Records from a collection of figures
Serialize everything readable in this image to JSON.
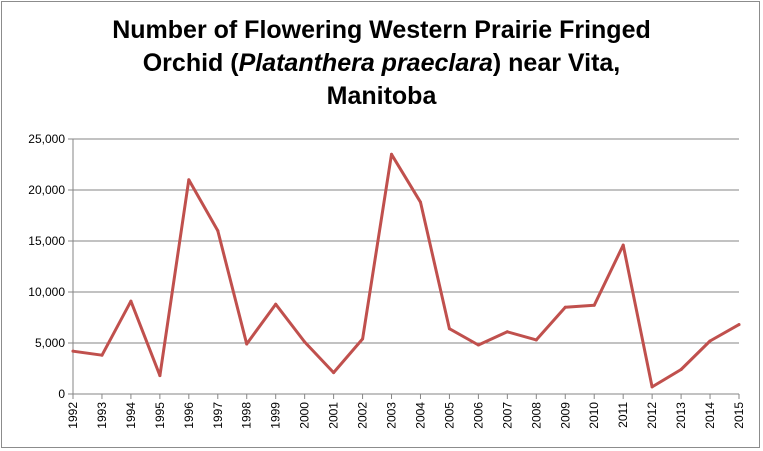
{
  "chart_data": {
    "type": "line",
    "title_lines": [
      [
        "Number of Flowering Western Prairie Fringed",
        ""
      ],
      [
        "Orchid (",
        "Platanthera praeclara",
        ") near Vita,"
      ],
      [
        "Manitoba",
        ""
      ]
    ],
    "title": "Number of Flowering Western Prairie Fringed Orchid (Platanthera praeclara) near Vita, Manitoba",
    "xlabel": "",
    "ylabel": "",
    "categories": [
      "1992",
      "1993",
      "1994",
      "1995",
      "1996",
      "1997",
      "1998",
      "1999",
      "2000",
      "2001",
      "2002",
      "2003",
      "2004",
      "2005",
      "2006",
      "2007",
      "2008",
      "2009",
      "2010",
      "2011",
      "2012",
      "2013",
      "2014",
      "2015"
    ],
    "series": [
      {
        "color": "#c0504d",
        "values": [
          4200,
          3800,
          9100,
          1800,
          21000,
          16000,
          4900,
          8800,
          5100,
          2100,
          5400,
          23500,
          18800,
          6400,
          4800,
          6100,
          5300,
          8500,
          8700,
          14600,
          700,
          2400,
          5200,
          6800
        ]
      }
    ],
    "ylim": [
      0,
      25000
    ],
    "yticks": [
      0,
      5000,
      10000,
      15000,
      20000,
      25000
    ],
    "ytick_labels": [
      "0",
      "5,000",
      "10,000",
      "15,000",
      "20,000",
      "25,000"
    ],
    "grid": true,
    "legend": "none"
  }
}
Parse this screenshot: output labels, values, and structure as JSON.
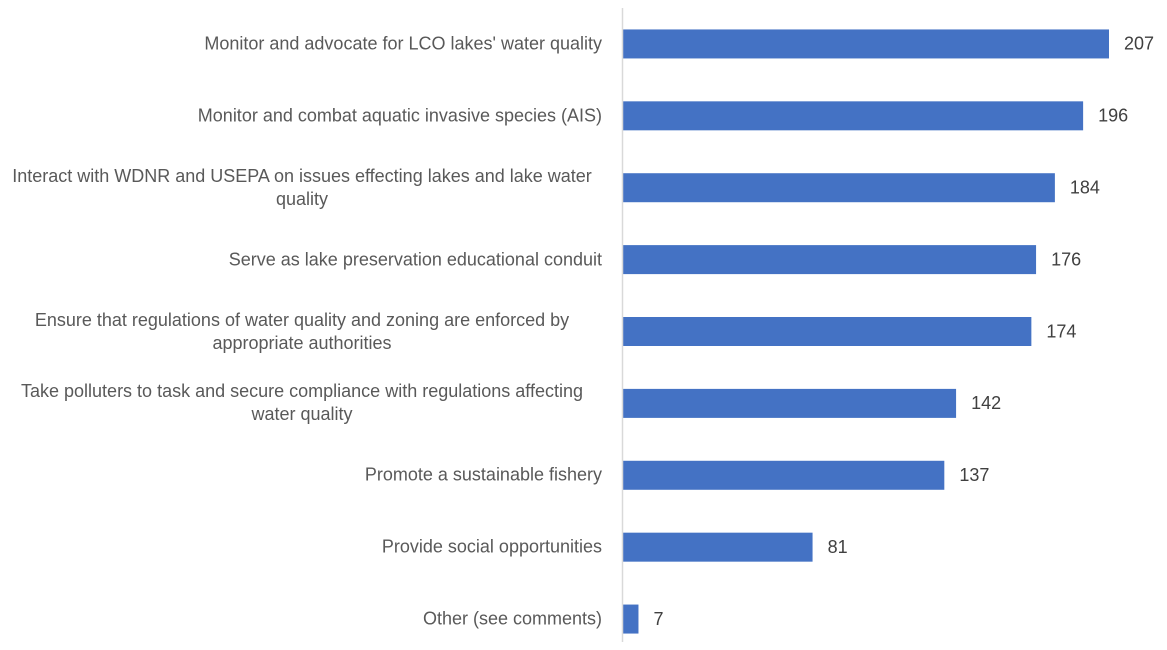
{
  "chart_data": {
    "type": "bar",
    "orientation": "horizontal",
    "categories": [
      "Monitor and advocate for LCO lakes' water quality",
      "Monitor and combat aquatic invasive species (AIS)",
      "Interact with WDNR and USEPA on issues effecting lakes and lake water quality",
      "Serve as lake preservation educational conduit",
      "Ensure that regulations of water quality and zoning are enforced by appropriate authorities",
      "Take polluters to task and secure compliance with regulations affecting water quality",
      "Promote a sustainable fishery",
      "Provide social opportunities",
      "Other (see comments)"
    ],
    "values": [
      207,
      196,
      184,
      176,
      174,
      142,
      137,
      81,
      7
    ],
    "color": "#4472c4"
  }
}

## What the task asks
Read the entries and show each line that mentions "Orchid".

## The completed task
        "Orchid (",
    "title": "Number of Flowering Western Prairie Fringed Orchid (Platanthera praeclara) near Vita, Manitoba",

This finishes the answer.